*WRITTEN REQUEST*
All of the material below is to be returned exactly.

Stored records
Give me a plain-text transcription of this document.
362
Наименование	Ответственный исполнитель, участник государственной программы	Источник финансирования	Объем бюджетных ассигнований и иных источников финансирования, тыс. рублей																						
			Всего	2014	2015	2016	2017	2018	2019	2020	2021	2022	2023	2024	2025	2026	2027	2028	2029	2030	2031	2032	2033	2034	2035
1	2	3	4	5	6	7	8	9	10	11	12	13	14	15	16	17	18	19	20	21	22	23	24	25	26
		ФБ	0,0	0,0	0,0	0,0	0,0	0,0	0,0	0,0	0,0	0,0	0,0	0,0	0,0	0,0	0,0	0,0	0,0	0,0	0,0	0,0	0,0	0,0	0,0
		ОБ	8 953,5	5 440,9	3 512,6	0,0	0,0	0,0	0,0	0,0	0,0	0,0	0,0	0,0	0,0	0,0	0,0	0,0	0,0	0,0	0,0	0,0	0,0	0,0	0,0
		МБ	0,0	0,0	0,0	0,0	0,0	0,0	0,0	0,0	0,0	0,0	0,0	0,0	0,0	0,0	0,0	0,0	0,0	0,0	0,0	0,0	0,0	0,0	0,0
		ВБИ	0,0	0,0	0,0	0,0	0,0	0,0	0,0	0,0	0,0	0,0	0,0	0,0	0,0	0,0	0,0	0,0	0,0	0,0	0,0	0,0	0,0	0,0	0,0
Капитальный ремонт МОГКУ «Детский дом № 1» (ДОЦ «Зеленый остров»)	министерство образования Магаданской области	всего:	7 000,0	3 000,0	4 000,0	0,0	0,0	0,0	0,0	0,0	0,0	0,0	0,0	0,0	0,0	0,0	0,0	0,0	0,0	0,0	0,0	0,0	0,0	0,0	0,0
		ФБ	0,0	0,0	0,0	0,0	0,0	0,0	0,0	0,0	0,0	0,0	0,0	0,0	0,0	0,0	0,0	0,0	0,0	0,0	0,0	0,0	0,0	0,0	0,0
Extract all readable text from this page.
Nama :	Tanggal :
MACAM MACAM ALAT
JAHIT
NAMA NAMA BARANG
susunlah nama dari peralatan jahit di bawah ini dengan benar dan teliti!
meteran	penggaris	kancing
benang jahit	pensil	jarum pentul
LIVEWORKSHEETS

*PROBLEM SOLUTION*
Give me a plain-text transcription of this document.
362
Наименование	Ответственный исполнитель, участник государственной программы	Источник финансирования	Объем бюджетных ассигнований и иных источников финансирования, тыс. рублей																						
			Всего	2014	2015	2016	2017	2018	2019	2020	2021	2022	2023	2024	2025	2026	2027	2028	2029	2030	2031	2032	2033	2034	2035
1	2	3	4	5	6	7	8	9	10	11	12	13	14	15	16	17	18	19	20	21	22	23	24	25	26
		ФБ	0,0	0,0	0,0	0,0	0,0	0,0	0,0	0,0	0,0	0,0	0,0	0,0	0,0	0,0	0,0	0,0	0,0	0,0	0,0	0,0	0,0	0,0	0,0
		ОБ	8 953,5	5 440,9	3 512,6	0,0	0,0	0,0	0,0	0,0	0,0	0,0	0,0	0,0	0,0	0,0	0,0	0,0	0,0	0,0	0,0	0,0	0,0	0,0	0,0
		МБ	0,0	0,0	0,0	0,0	0,0	0,0	0,0	0,0	0,0	0,0	0,0	0,0	0,0	0,0	0,0	0,0	0,0	0,0	0,0	0,0	0,0	0,0	0,0
		ВБИ	0,0	0,0	0,0	0,0	0,0	0,0	0,0	0,0	0,0	0,0	0,0	0,0	0,0	0,0	0,0	0,0	0,0	0,0	0,0	0,0	0,0	0,0	0,0
Капитальный ремонт МОГКУ «Детский дом № 1» (ДОЦ «Зеленый остров»)	министерство образования Магаданской области	всего:	7 000,0	3 000,0	4 000,0	0,0	0,0	0,0	0,0	0,0	0,0	0,0	0,0	0,0	0,0	0,0	0,0	0,0	0,0	0,0	0,0	0,0	0,0	0,0	0,0
		ФБ	0,0	0,0	0,0	0,0	0,0	0,0	0,0	0,0	0,0	0,0	0,0	0,0	0,0	0,0	0,0	0,0	0,0	0,0	0,0	0,0	0,0	0,0	0,0
Extract all readable text from this page.
Nama :	Tanggal :
MACAM MACAM ALAT
JAHIT
NAMA NAMA BARANG
susunlah nama dari peralatan jahit di bawah ini dengan benar dan teliti!
meteran	penggaris	kancing
benang jahit	pensil	jarum pentul
LIVEWORKSHEETS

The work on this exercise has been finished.